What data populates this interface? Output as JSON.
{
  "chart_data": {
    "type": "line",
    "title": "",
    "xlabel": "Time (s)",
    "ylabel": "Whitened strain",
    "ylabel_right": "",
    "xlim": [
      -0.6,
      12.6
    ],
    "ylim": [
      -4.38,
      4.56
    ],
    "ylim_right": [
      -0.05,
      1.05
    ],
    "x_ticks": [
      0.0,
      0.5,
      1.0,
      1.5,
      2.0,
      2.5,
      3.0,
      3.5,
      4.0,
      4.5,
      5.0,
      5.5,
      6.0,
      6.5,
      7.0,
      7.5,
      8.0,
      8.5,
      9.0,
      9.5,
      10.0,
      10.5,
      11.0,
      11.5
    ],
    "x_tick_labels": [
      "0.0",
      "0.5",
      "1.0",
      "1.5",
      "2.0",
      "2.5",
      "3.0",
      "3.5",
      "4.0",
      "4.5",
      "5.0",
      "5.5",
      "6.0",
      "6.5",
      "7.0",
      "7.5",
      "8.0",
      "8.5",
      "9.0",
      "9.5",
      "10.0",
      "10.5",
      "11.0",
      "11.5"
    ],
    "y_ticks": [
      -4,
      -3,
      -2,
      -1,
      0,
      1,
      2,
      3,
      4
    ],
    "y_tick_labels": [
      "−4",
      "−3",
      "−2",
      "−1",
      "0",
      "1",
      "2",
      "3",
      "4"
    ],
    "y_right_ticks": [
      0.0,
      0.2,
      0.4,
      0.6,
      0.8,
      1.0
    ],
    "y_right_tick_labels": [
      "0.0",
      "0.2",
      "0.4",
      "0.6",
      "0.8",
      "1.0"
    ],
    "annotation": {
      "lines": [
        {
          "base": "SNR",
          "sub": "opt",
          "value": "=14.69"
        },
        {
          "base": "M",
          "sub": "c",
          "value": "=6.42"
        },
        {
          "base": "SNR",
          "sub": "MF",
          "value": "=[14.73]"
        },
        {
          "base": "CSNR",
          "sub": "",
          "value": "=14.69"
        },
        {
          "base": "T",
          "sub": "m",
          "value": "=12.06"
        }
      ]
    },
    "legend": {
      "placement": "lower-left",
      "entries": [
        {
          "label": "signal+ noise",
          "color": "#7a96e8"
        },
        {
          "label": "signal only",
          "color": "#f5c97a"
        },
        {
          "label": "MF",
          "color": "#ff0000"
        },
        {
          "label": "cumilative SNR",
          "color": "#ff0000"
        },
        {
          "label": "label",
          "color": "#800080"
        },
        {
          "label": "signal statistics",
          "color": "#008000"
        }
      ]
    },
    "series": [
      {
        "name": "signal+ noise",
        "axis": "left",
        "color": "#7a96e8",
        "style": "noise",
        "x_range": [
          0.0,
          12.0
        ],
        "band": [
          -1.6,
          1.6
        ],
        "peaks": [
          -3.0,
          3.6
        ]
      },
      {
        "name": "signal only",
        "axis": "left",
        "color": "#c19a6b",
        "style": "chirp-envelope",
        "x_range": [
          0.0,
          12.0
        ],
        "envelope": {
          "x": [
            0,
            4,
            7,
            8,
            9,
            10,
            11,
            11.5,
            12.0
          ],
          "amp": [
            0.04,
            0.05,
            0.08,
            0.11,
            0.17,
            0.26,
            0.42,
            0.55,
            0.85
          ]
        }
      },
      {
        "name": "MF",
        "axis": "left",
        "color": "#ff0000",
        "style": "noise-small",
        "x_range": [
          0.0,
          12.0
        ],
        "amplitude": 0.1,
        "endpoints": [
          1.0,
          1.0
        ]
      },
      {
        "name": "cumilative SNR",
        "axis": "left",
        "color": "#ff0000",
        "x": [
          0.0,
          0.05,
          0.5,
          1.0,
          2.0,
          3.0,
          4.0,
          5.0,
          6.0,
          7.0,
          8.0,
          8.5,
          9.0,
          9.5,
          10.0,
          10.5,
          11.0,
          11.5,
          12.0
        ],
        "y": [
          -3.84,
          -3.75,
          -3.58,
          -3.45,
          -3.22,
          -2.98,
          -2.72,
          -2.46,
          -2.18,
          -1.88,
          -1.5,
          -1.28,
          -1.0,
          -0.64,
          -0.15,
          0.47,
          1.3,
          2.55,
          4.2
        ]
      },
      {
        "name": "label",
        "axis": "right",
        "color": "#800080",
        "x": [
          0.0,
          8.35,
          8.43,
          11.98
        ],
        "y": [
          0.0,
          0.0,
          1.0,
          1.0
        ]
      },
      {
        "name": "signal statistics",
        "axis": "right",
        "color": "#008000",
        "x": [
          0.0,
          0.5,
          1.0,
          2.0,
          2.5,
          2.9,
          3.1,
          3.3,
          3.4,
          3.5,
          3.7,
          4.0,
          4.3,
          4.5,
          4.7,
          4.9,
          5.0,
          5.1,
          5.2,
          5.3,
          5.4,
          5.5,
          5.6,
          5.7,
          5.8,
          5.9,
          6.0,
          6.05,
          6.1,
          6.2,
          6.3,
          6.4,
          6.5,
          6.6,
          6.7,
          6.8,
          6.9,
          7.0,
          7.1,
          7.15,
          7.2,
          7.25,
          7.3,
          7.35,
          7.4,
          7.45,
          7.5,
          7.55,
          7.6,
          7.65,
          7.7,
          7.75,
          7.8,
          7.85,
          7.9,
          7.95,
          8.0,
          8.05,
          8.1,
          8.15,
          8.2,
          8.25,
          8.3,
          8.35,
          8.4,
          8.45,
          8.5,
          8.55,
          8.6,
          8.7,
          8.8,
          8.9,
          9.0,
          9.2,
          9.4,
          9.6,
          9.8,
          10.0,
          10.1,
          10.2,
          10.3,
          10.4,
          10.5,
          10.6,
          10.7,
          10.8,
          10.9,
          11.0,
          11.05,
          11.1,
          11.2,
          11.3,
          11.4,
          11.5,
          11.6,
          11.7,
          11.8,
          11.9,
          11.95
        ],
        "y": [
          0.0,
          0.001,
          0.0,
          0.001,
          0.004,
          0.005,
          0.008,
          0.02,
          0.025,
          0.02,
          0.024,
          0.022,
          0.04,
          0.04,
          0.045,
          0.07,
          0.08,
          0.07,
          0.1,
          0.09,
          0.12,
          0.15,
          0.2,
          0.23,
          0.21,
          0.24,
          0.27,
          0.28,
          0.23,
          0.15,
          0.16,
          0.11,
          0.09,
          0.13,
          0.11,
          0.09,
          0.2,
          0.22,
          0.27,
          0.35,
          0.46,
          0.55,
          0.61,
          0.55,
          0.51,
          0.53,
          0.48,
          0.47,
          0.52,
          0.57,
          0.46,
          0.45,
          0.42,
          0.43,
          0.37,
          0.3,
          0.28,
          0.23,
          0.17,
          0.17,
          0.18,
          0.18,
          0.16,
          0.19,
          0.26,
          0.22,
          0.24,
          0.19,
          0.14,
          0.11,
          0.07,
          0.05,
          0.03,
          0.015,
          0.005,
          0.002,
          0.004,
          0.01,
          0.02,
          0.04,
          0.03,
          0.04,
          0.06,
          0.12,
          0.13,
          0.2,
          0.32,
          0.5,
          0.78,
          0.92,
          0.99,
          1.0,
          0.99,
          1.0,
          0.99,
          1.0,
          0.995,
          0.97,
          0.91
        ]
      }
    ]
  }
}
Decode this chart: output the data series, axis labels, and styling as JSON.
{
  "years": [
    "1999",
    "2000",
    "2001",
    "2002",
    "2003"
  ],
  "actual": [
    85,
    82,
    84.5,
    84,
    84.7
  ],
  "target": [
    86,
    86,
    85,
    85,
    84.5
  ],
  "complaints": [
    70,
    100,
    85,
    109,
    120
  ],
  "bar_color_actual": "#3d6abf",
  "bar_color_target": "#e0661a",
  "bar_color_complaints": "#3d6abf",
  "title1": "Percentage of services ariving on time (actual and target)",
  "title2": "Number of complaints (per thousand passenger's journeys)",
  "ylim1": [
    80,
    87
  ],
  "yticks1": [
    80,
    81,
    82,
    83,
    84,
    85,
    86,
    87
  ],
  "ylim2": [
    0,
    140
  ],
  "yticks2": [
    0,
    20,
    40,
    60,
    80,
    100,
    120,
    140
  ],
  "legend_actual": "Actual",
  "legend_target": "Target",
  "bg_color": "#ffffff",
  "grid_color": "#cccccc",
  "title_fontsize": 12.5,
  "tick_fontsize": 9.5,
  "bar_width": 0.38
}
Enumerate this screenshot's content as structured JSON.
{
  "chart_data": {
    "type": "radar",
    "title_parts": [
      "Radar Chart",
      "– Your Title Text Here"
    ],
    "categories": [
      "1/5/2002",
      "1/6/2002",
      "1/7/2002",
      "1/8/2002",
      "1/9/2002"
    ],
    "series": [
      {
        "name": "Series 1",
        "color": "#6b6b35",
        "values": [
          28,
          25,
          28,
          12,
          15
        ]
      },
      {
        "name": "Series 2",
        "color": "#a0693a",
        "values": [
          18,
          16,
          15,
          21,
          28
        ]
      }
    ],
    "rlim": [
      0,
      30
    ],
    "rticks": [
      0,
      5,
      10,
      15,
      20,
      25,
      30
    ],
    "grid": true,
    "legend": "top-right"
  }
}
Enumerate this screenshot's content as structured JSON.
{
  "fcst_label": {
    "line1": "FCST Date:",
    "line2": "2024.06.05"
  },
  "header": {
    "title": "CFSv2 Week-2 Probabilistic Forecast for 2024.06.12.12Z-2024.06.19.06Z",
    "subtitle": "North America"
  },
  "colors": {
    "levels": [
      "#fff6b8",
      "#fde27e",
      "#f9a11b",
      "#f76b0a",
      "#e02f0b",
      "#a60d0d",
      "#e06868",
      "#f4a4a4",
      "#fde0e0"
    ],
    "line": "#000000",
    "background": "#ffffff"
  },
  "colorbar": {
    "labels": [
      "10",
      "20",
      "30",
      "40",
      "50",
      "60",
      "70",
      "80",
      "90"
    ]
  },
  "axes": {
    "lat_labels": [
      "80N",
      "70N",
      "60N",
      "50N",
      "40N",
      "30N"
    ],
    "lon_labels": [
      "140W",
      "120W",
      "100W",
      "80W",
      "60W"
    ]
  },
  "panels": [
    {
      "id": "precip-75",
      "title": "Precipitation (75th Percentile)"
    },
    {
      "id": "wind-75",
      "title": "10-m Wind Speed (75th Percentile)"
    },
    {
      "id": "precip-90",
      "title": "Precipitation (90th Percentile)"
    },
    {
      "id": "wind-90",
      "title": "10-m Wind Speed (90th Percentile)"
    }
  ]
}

* * * * *

** EXERCISE OBJECTIVE **
Select from the material above each line in which the string "Speed" appears, and list those lines.

** OUTPUT OF THE TASK **
      "title": "10-m Wind Speed (75th Percentile)"
      "title": "10-m Wind Speed (90th Percentile)"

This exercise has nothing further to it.